**Your objective:** In the data, extract each line that holds the string "JSON".

_ _ _ _ _ _ _

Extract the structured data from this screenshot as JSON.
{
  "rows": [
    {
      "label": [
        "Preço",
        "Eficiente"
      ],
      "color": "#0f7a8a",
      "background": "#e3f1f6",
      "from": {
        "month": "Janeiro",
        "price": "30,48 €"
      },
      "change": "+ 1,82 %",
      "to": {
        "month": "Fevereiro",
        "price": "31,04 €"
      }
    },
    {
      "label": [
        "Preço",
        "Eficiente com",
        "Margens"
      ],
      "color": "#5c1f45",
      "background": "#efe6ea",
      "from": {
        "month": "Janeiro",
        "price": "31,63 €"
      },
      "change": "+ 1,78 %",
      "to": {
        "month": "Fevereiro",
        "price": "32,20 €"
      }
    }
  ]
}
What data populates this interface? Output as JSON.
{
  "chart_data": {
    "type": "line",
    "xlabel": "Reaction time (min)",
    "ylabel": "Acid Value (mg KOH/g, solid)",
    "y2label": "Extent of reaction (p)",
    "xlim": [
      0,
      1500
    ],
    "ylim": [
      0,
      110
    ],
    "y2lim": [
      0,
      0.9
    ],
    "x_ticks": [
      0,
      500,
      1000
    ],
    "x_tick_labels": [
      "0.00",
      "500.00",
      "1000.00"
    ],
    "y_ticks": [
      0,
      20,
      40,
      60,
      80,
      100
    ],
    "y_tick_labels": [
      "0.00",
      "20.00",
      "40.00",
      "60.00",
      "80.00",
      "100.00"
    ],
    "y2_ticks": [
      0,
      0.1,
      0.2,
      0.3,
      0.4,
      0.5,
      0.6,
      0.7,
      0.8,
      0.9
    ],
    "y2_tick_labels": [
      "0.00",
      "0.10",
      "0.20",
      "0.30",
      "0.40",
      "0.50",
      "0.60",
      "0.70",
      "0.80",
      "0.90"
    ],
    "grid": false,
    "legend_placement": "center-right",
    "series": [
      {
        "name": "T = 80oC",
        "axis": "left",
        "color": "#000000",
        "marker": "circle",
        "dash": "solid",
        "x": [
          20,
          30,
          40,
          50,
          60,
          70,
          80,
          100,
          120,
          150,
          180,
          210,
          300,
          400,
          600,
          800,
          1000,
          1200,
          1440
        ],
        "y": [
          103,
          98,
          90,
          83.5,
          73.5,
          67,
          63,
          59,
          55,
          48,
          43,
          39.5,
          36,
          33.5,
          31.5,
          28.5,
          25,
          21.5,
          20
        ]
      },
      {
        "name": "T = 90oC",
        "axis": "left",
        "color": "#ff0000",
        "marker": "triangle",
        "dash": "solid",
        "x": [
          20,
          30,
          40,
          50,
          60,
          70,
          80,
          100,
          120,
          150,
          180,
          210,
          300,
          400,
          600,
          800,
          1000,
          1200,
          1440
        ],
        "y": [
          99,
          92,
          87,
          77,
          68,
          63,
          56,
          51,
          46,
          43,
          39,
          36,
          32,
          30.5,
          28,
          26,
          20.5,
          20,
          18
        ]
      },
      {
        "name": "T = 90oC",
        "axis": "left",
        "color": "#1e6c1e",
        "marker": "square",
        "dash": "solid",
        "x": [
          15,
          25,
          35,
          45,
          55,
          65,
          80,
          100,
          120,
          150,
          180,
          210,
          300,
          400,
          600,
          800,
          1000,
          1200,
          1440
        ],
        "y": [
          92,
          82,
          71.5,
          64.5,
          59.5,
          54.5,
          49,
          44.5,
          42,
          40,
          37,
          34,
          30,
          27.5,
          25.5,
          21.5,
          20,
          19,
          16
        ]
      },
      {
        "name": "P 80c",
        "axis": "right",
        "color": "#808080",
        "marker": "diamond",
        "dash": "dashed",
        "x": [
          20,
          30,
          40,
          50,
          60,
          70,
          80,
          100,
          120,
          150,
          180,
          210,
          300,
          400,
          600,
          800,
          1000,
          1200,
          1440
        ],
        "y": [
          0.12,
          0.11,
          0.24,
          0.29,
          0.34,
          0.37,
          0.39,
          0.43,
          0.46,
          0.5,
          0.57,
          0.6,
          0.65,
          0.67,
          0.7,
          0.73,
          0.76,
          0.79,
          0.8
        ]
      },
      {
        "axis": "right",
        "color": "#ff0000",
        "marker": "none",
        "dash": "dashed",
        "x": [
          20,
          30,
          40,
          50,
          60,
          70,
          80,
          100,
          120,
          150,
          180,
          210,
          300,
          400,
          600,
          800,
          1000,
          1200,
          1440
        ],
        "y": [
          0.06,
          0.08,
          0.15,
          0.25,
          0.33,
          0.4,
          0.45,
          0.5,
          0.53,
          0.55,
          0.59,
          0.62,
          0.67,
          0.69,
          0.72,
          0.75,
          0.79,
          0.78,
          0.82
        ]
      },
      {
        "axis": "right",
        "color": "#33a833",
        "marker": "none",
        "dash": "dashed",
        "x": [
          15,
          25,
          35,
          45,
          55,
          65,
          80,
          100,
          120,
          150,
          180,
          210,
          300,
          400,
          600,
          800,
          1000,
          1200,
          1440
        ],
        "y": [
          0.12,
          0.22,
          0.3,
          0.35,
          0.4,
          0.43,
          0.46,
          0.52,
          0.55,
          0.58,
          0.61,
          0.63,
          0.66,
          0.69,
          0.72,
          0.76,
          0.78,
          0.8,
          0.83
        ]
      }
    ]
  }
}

_ _ _ _ _ _ _

**Output of the task:**
Extract the structured data from this screenshot as JSON.
What data populates this interface? Output as JSON.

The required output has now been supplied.